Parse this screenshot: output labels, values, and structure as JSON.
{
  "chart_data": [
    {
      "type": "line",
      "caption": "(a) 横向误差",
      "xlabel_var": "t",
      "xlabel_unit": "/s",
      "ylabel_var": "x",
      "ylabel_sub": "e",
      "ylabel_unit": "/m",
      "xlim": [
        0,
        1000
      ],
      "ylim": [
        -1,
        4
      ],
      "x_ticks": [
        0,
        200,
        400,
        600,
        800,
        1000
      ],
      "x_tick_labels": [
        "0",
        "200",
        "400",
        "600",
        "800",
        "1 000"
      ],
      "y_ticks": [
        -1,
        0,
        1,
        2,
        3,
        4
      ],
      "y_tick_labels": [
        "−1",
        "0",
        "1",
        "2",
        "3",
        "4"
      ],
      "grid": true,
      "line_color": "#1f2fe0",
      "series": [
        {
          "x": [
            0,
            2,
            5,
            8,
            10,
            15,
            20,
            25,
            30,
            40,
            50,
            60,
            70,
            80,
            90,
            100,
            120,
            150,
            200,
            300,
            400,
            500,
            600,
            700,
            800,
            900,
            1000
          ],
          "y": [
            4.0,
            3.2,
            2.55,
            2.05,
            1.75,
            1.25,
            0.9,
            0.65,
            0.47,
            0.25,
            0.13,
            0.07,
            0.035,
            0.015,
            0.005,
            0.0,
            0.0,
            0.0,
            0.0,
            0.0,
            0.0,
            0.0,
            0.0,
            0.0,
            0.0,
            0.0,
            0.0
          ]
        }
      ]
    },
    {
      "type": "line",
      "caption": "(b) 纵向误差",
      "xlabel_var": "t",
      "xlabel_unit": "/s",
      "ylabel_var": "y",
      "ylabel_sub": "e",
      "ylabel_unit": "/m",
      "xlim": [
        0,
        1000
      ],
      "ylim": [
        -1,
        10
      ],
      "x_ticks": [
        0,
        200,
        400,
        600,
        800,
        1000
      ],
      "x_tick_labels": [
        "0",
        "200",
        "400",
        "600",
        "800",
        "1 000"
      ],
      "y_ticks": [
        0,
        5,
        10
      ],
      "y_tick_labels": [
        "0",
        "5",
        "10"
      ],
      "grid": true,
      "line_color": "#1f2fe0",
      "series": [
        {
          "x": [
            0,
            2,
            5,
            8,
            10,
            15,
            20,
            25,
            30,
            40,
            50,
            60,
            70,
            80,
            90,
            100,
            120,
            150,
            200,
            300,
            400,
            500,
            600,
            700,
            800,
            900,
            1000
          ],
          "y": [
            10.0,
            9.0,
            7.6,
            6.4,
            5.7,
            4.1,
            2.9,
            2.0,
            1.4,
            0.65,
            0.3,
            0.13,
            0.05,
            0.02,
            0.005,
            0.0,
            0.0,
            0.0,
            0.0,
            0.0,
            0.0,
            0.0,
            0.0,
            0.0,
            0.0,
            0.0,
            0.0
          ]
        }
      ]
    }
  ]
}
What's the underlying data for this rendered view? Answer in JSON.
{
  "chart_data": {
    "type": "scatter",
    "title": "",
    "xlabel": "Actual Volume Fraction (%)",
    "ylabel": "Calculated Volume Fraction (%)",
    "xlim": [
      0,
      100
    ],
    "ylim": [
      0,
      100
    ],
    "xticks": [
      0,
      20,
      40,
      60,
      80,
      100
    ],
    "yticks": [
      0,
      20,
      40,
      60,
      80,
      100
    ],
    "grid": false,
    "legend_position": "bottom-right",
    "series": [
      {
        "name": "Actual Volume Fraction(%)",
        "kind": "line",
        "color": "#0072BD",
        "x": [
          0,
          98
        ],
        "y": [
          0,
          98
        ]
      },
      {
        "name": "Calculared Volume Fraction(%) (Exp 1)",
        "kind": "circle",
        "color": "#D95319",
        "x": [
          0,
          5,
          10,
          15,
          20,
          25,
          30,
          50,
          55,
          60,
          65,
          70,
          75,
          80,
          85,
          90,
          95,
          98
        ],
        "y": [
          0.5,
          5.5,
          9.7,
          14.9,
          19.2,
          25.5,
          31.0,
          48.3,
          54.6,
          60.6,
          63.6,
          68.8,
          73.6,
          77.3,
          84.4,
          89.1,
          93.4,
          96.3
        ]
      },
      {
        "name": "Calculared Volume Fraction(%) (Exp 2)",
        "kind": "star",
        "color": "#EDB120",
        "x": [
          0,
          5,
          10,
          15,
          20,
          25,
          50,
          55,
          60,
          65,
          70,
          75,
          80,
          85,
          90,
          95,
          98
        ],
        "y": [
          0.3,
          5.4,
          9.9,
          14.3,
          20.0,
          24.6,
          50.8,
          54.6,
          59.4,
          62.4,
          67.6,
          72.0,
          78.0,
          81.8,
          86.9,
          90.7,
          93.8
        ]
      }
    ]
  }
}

============================================================

- Problem to solve
Everything from the line with "What's the underlying" through the last line of the material above should be echoed exactly, and nothing else.

- Written solution
What's the underlying data for this rendered view? Answer in JSON.
{
  "chart_data": {
    "type": "scatter",
    "title": "",
    "xlabel": "Actual Volume Fraction (%)",
    "ylabel": "Calculated Volume Fraction (%)",
    "xlim": [
      0,
      100
    ],
    "ylim": [
      0,
      100
    ],
    "xticks": [
      0,
      20,
      40,
      60,
      80,
      100
    ],
    "yticks": [
      0,
      20,
      40,
      60,
      80,
      100
    ],
    "grid": false,
    "legend_position": "bottom-right",
    "series": [
      {
        "name": "Actual Volume Fraction(%)",
        "kind": "line",
        "color": "#0072BD",
        "x": [
          0,
          98
        ],
        "y": [
          0,
          98
        ]
      },
      {
        "name": "Calculared Volume Fraction(%) (Exp 1)",
        "kind": "circle",
        "color": "#D95319",
        "x": [
          0,
          5,
          10,
          15,
          20,
          25,
          30,
          50,
          55,
          60,
          65,
          70,
          75,
          80,
          85,
          90,
          95,
          98
        ],
        "y": [
          0.5,
          5.5,
          9.7,
          14.9,
          19.2,
          25.5,
          31.0,
          48.3,
          54.6,
          60.6,
          63.6,
          68.8,
          73.6,
          77.3,
          84.4,
          89.1,
          93.4,
          96.3
        ]
      },
      {
        "name": "Calculared Volume Fraction(%) (Exp 2)",
        "kind": "star",
        "color": "#EDB120",
        "x": [
          0,
          5,
          10,
          15,
          20,
          25,
          50,
          55,
          60,
          65,
          70,
          75,
          80,
          85,
          90,
          95,
          98
        ],
        "y": [
          0.3,
          5.4,
          9.9,
          14.3,
          20.0,
          24.6,
          50.8,
          54.6,
          59.4,
          62.4,
          67.6,
          72.0,
          78.0,
          81.8,
          86.9,
          90.7,
          93.8
        ]
      }
    ]
  }
}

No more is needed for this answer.